■ Directive ■
Where does the string "ideas" appear in the records? Copy every line that contains it.

------------------------------------------------------------

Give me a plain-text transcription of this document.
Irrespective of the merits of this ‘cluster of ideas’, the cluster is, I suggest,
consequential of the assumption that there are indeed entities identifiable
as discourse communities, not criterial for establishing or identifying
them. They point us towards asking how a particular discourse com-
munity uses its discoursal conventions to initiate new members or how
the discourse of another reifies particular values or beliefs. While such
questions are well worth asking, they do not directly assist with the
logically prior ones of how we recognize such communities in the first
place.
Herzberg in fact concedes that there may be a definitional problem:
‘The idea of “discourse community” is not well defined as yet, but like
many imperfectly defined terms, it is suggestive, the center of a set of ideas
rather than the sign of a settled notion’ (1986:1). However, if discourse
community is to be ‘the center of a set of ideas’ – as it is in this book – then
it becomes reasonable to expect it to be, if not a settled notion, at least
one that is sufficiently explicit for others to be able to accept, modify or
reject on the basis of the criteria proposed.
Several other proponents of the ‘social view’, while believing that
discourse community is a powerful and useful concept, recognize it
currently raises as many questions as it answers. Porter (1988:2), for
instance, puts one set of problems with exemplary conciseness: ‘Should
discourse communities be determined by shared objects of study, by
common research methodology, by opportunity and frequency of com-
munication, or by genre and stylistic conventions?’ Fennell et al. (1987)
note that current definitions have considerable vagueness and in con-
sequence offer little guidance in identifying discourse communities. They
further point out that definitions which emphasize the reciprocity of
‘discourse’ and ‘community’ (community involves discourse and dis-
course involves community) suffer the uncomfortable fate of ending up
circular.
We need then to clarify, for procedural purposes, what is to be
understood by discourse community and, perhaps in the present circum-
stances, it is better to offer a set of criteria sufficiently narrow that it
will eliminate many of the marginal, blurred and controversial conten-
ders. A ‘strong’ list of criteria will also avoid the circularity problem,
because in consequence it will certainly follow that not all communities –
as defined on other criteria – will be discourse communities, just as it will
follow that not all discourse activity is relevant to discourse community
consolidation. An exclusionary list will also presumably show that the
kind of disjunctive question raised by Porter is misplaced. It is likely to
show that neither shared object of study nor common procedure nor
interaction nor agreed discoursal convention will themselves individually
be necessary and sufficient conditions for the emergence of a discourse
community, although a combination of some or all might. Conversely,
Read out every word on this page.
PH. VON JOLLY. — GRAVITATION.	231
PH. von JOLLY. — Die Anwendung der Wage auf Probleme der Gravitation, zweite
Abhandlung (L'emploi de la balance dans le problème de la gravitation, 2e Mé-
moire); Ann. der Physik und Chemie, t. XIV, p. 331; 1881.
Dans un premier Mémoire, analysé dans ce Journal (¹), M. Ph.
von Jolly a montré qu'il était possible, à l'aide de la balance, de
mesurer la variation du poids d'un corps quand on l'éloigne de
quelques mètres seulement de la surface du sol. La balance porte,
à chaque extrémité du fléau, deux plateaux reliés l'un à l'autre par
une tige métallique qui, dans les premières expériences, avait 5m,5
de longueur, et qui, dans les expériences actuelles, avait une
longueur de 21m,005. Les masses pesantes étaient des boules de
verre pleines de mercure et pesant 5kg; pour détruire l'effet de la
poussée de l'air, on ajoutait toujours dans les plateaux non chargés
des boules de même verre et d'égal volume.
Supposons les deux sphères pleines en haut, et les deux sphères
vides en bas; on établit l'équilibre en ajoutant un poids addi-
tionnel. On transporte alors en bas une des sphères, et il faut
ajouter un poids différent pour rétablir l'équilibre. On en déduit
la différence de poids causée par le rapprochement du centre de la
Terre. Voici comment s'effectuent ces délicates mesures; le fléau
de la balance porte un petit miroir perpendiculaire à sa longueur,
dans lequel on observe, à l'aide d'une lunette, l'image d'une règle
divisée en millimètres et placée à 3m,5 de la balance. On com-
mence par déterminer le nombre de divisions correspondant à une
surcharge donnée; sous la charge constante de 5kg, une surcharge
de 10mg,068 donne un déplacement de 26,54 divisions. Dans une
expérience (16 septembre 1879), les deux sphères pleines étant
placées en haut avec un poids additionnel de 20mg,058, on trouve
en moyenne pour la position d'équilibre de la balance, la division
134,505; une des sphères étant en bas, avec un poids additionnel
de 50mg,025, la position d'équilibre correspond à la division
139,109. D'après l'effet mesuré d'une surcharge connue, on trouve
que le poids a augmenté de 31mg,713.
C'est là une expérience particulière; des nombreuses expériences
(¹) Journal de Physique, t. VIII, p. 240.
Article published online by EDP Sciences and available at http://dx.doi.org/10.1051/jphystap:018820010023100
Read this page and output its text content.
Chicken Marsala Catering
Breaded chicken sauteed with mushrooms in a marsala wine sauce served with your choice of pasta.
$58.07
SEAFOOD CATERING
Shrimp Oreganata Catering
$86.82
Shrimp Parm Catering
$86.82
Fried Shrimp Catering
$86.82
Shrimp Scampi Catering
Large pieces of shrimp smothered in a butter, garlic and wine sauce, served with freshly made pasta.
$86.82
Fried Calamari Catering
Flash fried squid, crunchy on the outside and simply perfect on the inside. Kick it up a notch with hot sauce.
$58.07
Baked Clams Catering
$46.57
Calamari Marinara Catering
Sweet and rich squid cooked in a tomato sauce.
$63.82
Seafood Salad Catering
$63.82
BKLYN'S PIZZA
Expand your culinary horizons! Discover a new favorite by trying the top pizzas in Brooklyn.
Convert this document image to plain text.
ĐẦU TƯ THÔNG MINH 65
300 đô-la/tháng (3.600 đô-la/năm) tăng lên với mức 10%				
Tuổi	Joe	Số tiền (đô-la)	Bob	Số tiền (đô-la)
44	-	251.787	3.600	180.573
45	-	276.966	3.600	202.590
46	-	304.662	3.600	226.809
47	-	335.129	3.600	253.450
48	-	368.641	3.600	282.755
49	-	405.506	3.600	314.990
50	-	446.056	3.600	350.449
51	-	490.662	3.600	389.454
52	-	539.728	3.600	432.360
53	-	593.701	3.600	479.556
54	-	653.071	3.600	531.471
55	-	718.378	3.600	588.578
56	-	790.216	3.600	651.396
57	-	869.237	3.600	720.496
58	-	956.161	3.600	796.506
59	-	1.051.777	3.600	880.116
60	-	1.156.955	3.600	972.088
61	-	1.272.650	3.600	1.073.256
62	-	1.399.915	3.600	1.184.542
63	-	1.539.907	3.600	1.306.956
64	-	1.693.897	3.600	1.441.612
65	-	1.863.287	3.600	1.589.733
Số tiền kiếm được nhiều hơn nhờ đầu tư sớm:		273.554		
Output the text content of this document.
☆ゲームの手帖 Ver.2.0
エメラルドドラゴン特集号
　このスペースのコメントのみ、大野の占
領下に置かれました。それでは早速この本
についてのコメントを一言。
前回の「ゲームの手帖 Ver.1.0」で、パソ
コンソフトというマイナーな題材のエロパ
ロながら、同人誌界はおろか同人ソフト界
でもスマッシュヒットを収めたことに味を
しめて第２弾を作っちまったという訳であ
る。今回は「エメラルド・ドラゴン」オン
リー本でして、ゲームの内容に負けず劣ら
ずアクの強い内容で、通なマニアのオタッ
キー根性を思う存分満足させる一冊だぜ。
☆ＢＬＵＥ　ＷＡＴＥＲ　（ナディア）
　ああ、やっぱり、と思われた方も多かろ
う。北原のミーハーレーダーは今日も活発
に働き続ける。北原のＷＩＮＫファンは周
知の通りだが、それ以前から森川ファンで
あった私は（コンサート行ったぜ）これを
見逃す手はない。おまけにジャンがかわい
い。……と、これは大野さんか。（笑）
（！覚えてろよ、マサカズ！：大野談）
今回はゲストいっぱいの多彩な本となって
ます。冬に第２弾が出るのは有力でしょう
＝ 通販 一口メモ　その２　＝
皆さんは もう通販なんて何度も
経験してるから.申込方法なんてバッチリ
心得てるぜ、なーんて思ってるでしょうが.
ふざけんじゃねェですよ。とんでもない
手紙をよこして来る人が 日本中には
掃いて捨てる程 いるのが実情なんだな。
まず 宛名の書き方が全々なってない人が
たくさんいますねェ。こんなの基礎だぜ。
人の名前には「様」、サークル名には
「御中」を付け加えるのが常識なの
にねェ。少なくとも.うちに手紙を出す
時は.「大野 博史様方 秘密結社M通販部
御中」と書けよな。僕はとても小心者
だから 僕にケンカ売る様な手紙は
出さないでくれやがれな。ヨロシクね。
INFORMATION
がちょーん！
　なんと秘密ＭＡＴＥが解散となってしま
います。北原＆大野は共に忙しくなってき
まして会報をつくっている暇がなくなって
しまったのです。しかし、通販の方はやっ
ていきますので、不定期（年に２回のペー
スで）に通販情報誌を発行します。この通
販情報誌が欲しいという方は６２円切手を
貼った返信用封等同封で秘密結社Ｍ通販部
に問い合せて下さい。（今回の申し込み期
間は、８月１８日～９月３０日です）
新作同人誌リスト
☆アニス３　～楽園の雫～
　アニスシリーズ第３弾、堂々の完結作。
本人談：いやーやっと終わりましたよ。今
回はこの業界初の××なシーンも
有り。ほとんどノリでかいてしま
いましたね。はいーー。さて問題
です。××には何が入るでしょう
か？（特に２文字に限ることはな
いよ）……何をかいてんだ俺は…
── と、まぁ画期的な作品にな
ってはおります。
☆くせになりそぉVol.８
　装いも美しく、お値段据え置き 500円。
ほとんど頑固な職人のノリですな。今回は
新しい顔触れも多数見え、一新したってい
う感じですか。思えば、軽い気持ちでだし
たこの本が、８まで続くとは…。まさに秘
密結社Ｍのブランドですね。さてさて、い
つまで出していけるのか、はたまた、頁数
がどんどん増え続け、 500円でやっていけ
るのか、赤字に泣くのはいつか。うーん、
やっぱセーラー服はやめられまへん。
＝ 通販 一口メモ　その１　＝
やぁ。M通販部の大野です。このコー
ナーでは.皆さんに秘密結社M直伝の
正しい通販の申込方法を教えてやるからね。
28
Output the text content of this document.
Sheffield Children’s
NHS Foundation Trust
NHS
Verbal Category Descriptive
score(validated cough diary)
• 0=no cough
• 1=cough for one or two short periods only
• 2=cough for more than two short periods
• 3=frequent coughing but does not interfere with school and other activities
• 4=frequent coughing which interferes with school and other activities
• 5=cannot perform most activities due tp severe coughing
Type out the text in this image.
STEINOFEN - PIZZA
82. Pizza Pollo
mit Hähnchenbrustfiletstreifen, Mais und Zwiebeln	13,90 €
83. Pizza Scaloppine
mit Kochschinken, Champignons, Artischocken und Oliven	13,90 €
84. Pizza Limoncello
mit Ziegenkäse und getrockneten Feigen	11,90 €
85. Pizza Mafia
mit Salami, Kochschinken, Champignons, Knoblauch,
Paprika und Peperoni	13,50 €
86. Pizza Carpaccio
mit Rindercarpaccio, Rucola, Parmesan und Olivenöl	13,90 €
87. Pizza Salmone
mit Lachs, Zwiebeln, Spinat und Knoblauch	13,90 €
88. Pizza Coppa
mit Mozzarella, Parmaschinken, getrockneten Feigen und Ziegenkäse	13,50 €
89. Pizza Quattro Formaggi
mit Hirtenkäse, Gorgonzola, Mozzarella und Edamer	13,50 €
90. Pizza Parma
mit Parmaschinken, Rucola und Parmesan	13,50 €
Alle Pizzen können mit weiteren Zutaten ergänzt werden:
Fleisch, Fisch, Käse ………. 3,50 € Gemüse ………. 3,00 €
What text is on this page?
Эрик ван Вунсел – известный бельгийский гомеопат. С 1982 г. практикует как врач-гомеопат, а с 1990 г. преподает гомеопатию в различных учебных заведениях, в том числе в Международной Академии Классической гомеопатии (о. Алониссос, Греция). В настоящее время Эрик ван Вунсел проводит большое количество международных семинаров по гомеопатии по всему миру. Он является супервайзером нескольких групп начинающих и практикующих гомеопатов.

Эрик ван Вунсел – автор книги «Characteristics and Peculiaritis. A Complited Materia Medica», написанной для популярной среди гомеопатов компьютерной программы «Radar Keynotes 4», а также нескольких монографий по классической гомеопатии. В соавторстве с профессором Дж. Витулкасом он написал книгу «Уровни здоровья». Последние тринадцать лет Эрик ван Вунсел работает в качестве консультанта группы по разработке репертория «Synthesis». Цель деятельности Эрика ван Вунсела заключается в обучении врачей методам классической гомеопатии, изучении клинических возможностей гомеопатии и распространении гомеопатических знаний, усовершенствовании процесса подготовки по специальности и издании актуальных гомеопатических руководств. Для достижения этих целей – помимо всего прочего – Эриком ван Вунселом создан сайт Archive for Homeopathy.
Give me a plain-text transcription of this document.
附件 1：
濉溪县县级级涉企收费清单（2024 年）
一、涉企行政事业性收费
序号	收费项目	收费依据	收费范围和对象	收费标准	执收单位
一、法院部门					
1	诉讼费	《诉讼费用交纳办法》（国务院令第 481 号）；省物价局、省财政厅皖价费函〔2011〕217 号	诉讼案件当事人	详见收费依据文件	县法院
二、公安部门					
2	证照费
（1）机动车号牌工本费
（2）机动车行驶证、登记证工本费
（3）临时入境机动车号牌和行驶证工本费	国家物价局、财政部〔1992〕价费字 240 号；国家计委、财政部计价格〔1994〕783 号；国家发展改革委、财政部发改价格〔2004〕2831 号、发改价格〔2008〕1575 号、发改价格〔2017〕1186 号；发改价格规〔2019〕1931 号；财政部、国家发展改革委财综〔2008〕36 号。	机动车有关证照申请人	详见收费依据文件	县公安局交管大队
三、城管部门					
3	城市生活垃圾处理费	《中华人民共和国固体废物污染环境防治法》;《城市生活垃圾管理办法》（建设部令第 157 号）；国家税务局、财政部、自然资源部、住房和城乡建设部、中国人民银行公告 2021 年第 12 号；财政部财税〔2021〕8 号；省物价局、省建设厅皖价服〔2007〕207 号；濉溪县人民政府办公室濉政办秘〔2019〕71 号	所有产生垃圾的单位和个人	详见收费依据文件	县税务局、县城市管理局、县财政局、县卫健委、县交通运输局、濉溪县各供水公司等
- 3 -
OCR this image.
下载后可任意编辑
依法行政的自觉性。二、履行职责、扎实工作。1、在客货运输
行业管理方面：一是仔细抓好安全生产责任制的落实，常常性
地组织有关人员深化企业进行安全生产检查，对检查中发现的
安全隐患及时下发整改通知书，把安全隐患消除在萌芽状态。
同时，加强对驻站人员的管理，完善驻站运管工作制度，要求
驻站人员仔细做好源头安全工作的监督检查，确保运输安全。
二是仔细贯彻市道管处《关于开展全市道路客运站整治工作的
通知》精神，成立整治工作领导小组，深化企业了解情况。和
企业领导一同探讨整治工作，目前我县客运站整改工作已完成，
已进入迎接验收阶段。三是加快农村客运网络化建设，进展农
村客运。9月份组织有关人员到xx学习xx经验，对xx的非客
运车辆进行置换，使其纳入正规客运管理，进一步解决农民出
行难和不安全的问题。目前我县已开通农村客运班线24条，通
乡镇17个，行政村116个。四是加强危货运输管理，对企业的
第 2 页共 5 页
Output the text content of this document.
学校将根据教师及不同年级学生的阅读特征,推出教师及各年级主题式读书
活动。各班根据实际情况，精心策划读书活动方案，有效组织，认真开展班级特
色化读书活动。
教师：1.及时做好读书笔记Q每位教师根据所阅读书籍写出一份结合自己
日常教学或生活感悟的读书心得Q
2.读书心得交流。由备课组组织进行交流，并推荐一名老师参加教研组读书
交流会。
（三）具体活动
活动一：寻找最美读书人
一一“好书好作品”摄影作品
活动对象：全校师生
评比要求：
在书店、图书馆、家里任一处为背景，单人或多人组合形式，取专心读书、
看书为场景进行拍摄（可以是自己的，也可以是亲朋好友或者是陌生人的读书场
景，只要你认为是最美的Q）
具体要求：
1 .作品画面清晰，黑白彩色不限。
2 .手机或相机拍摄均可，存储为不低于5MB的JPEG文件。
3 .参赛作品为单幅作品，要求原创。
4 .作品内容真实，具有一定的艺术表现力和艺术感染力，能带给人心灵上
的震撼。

------------------------------------------------------------

■ Solution for this exercise ■
Irrespective of the merits of this ‘cluster of ideas’, the cluster is, I suggest,
many imperfectly defined terms, it is suggestive, the center of a set of ideas
community is to be ‘the center of a set of ideas’ – as it is in this book – then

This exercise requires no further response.